- [Stored records]
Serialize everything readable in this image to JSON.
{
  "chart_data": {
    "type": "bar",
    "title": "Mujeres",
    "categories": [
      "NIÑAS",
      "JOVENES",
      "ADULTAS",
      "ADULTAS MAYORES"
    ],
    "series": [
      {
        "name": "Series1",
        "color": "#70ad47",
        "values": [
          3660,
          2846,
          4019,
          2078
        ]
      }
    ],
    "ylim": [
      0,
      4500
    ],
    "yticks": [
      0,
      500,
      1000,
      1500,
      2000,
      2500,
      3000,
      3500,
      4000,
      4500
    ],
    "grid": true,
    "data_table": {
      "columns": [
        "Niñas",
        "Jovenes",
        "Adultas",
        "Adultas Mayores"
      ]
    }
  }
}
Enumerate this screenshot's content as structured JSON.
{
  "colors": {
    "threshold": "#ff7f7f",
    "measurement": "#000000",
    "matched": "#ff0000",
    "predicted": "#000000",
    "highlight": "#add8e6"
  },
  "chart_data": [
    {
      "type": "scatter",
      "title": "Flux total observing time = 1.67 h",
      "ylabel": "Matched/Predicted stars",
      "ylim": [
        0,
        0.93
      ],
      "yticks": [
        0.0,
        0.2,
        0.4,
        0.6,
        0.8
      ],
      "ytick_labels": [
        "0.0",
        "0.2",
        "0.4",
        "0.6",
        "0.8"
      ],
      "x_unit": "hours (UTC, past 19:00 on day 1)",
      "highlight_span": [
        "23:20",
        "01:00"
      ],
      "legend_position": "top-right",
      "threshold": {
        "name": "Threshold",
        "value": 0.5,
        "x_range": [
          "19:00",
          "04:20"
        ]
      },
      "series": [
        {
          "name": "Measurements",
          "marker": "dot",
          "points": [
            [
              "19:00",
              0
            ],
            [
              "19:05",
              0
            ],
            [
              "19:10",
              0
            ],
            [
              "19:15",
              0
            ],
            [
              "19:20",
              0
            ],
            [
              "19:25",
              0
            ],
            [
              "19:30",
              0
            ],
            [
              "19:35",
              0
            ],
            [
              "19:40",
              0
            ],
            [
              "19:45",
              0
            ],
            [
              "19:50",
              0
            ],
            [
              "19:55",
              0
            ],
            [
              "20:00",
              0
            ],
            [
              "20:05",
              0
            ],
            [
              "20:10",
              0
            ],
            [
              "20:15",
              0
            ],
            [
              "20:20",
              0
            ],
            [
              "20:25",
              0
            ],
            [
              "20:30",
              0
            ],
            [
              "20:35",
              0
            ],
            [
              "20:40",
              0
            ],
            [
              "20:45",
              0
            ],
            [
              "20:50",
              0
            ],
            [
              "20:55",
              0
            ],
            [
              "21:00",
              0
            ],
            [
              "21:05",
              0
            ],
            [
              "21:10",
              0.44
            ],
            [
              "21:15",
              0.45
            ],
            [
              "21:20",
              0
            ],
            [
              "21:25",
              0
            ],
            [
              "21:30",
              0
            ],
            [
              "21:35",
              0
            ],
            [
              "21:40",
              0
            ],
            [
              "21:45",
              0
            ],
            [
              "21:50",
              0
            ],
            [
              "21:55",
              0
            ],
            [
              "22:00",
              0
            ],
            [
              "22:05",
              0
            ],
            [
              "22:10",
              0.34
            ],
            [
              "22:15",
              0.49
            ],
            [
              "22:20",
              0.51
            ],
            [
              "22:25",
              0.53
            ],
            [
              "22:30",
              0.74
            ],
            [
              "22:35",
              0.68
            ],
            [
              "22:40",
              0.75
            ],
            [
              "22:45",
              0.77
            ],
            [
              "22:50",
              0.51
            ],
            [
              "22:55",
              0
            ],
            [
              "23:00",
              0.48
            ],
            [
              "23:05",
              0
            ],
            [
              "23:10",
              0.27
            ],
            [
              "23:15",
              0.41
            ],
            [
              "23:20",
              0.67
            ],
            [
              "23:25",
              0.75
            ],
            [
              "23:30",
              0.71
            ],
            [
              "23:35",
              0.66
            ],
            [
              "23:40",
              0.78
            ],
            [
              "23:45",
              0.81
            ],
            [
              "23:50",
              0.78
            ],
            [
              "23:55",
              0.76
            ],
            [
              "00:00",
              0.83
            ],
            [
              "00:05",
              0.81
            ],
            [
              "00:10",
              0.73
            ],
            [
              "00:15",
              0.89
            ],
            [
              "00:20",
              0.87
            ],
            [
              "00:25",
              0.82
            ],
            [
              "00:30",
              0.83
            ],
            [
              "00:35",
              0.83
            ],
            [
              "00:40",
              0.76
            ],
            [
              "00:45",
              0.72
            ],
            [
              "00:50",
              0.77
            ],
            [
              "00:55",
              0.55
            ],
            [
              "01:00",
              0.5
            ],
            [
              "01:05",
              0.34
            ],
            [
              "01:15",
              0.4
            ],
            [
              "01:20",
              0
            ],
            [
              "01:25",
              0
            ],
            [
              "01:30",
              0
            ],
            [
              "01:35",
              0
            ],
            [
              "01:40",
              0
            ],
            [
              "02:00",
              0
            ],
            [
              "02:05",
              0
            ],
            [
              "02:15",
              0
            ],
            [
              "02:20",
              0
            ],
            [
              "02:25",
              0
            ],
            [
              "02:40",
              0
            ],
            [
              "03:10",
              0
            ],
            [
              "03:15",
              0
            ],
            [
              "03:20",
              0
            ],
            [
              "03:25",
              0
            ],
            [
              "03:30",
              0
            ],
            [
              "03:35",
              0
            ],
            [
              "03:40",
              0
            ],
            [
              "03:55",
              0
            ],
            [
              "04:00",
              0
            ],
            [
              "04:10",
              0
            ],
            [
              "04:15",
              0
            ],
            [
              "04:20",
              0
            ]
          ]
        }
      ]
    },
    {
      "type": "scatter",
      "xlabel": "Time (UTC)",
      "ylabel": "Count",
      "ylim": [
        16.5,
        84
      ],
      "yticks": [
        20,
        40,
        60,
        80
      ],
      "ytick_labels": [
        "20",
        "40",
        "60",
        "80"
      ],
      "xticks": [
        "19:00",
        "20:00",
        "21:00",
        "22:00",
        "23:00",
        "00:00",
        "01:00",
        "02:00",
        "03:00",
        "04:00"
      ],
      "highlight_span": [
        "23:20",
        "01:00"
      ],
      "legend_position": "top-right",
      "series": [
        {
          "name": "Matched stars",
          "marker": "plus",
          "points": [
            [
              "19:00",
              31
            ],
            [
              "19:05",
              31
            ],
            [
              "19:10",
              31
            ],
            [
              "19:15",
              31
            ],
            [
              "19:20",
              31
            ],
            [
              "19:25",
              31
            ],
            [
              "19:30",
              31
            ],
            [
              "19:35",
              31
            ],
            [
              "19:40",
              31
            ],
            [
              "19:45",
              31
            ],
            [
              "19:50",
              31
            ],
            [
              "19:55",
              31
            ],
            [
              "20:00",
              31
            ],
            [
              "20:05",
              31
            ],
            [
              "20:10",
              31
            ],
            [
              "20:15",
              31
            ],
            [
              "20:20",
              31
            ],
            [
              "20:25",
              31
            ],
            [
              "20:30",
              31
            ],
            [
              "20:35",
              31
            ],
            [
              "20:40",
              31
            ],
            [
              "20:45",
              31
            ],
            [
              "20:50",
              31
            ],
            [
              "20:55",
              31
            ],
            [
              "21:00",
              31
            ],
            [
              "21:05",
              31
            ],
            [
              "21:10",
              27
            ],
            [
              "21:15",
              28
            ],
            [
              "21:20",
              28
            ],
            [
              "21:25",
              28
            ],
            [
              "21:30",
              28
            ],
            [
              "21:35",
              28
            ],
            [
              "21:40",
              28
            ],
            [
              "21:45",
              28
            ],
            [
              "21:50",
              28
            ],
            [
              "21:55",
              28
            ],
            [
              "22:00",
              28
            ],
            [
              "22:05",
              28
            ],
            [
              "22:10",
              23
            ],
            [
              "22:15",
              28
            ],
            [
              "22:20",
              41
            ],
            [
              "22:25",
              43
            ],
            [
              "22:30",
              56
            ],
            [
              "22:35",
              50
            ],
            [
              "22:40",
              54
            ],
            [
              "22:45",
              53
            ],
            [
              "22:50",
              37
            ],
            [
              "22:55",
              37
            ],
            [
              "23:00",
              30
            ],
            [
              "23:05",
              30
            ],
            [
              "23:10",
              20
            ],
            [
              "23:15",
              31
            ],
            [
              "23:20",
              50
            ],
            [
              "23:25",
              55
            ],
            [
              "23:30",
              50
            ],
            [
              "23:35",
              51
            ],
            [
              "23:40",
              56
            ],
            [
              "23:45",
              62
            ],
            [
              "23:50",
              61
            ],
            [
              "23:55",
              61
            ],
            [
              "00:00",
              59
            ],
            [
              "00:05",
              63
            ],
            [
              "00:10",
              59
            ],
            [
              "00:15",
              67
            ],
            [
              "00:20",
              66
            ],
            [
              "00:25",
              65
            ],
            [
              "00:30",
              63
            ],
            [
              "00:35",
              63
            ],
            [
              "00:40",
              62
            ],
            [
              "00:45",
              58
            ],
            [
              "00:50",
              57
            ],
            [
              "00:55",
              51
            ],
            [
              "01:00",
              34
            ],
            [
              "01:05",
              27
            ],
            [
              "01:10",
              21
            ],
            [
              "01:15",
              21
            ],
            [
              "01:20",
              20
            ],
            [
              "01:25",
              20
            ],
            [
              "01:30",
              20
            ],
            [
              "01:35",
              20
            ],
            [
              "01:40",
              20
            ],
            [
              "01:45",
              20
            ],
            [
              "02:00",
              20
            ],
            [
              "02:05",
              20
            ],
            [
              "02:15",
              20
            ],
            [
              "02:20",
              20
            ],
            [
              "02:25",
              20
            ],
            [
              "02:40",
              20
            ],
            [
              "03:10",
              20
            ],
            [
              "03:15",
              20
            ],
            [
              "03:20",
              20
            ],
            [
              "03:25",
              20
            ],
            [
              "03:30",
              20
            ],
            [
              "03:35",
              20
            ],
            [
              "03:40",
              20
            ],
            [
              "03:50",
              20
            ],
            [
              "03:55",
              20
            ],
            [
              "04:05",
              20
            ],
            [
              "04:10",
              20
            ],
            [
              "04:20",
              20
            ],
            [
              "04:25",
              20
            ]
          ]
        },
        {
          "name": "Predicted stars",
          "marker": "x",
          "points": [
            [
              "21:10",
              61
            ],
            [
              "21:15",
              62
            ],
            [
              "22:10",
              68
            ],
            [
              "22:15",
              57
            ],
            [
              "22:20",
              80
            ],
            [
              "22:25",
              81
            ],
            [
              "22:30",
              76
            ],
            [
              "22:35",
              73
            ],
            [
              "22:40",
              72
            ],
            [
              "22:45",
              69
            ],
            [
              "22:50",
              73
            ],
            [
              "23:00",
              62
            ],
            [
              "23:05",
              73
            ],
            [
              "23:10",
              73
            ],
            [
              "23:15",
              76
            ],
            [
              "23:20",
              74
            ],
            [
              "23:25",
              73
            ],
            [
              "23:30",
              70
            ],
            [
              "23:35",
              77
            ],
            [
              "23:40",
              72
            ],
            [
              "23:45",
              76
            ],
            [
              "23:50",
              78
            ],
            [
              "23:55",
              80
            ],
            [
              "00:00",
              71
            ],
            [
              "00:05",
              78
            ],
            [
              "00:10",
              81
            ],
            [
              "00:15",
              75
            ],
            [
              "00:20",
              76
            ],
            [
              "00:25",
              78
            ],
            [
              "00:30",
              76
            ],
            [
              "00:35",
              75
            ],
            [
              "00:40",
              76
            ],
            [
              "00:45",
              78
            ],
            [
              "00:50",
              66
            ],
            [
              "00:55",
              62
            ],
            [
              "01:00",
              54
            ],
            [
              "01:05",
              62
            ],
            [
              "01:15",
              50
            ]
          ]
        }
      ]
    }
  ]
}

- [WHAT THE TASK REQUIRES]
Extract every line containing the string "title" from the material.

- [ANSWER BELOW]
    "title": "Mujeres",
      "title": "Flux total observing time = 1.67 h",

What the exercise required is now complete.